:: WRITTEN TASK ::
Read the records below and copy each line that contains "juny".

:: DATA FOR THE TASK ::

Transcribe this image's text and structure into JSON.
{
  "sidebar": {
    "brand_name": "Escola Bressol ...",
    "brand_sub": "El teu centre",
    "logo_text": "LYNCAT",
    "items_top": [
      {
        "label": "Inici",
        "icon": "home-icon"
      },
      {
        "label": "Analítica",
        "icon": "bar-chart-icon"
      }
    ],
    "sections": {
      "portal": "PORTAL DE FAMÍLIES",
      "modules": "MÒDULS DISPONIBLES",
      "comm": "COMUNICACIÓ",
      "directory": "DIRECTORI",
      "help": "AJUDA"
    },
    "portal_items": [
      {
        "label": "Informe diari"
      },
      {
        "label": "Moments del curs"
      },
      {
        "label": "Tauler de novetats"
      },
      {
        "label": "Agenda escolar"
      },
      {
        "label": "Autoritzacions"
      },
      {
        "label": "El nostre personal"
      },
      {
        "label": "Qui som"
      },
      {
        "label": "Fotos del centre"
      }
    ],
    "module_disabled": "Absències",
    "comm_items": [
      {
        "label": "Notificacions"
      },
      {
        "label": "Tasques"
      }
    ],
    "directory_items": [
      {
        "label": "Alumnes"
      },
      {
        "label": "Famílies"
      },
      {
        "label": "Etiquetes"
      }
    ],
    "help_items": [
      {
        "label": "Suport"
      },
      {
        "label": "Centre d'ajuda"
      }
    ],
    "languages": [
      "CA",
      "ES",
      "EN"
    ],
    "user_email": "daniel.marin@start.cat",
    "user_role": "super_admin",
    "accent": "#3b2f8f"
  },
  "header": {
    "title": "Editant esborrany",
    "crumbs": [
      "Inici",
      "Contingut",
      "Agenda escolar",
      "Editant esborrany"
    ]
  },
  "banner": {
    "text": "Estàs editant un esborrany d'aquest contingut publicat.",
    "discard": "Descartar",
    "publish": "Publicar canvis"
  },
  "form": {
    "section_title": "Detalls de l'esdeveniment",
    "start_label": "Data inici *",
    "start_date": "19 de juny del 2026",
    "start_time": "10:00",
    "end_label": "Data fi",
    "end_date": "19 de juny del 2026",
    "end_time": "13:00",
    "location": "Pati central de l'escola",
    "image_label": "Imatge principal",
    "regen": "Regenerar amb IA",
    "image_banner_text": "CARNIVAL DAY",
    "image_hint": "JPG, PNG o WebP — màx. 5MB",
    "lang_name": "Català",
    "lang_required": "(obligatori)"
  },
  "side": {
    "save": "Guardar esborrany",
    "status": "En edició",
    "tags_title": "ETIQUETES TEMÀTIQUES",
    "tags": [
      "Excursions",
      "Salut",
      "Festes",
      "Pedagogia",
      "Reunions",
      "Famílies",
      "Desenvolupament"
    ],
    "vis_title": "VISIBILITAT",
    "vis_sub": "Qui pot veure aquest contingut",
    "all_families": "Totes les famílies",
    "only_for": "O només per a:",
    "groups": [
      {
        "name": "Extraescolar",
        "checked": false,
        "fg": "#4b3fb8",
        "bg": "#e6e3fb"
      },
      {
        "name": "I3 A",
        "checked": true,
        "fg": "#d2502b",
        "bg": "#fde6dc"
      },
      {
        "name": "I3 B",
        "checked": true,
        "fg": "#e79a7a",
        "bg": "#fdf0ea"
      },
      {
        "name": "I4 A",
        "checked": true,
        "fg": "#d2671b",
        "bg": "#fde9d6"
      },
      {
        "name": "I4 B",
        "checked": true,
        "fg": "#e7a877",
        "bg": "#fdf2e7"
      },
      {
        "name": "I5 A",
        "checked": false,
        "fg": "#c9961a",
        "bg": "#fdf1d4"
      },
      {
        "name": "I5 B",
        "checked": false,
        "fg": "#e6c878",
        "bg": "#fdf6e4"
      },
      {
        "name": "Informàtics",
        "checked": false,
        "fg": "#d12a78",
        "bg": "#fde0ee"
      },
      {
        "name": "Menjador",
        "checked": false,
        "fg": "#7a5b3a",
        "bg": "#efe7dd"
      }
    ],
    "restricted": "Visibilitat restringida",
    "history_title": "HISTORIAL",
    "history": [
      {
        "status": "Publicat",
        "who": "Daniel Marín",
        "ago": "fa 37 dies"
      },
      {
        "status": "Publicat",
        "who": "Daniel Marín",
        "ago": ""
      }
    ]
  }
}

:: OUTPUT OF THE EXERCISE ::
    "start_date": "19 de juny del 2026",
    "end_date": "19 de juny del 2026",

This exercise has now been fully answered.